EXCERPTED PASSAGE:

════════════════════

With warnings of higher prices still to come, natural gas forward prices mounted hefty gains for the trading period ending May 25, with prices nearing $9.00/MMBtu across much of the country and cresting $10.00 in California, according to NGI’s Forward Look.

June fixed prices averaged 65.0 cents higher on the week, while the balance of summer (June-October) jumped 58.0 cents on average, Forward Look data showed. Prices for the upcoming winter (November-March) picked up an average 45.0 cents, with double-digit prices seen throughout the Northeast. Notably, the winter strips for locations in New England – long-plagued by tight capacity – already have surged above $20.00.

The region isn’t likely to get any relief for at least another year. Equitrans Midstream Corp. earlier this month said its Mountain Valley Pipeline (MVP) would not come online until the second half of 2023. Since receiving approval from FERC in 2017, the project has faced numerous adverse legal and regulatory decisions that have delayed completion of the 303-mile, 2 million Dth/d Appalachia-to-Southeast pipeline.

[Know Now: With another wave of LNG export projects across the U.S. and Mexico, will E&P in the Haynesville, Permian and Marcellus climb enough to feed soaring global demand for natural gas? Listen to NGI’s Hub & Flow podcast.]

Without new pipeline capacity, production from nearby Appalachia remains stunted and prices in downstream markets remain at a premium. On the flip side, local market prices are weighed down, particularly during low-demand periods, as production gets trapped in the basin.

════════════════════

SUPPLIED INFORMATION:

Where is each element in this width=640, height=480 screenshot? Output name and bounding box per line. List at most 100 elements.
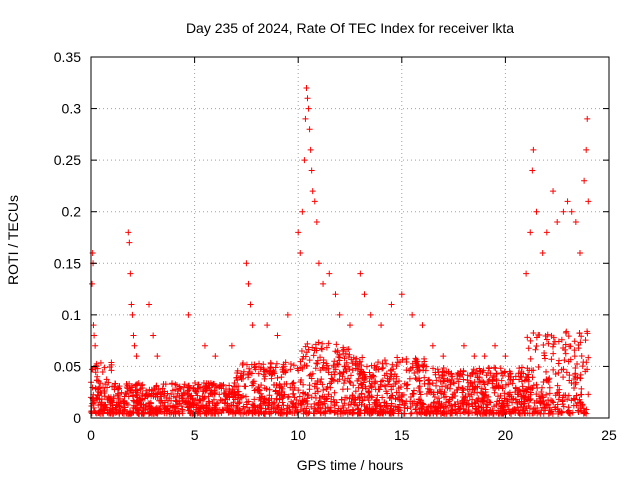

════════════════════

SET PROBLEM 1:
Answer these questions using the article on natural gas forward prices:
(a) By how much did June fixed prices average higher on the week?
(b) When did Equitrans Midstream Corp. say the Mountain Valley Pipeline would come online?
(c) How many miles long is the Mountain Valley Pipeline?
SET PROBLEM 2:
For each statement, decide whether it agrees with the article on natural gas forward prices. Answer yes or no, and quote the words from the article that settle it.
(a) Winter strips for New England locations have already surged above $20.00.
(b) The Mountain Valley Pipeline received approval from FERC in 2019.
(c) Production trapped in the basin pushes local market prices higher.
SET PROBLEM 3: Carry on the article on natural gas forward prices from its last sentence.

TASK RESULT 1:
(a) 65.0 cents
(b) In the second half of 2023
(c) 303 miles

TASK RESULT 2:
(a) Yes: "the winter strips for locations in New England – long-plagued by tight capacity – already have surged above $20.00."
(b) No: "Since receiving approval from FERC in 2017"
(c) No: "local market prices are weighed down, particularly during low-demand periods, as production gets trapped in the basin."

TASK RESULT 3:
“Without MVP, Appalachia is expected to continue testing egress capacity in times of low local demand,” Aegis Hedging Solutions said.

Indeed, Eastern Gas South prices sit at a more than $1.00 discount to Henry Hub for the remainder of summer, according to Forward Look. The winter strip isn’t faring much better, sitting nearly 90.0 cents back of the benchmark as of Wednesday.

“It is difficult to craft a compelling case for material improvement in that curve without either production declining, which we don’t expect, or additional infrastructure, which is uncertain at best,” Aegis said.

Bullish Macro Outlook

The lack of production growth has more far-reaching implications as well.

Hampered by a cold winter and springtime maintenance, Lower 48 production has failed to capture highs reached in late 2021. The persistently sluggish pace of growth has occurred as demand has shown no signs of slowing.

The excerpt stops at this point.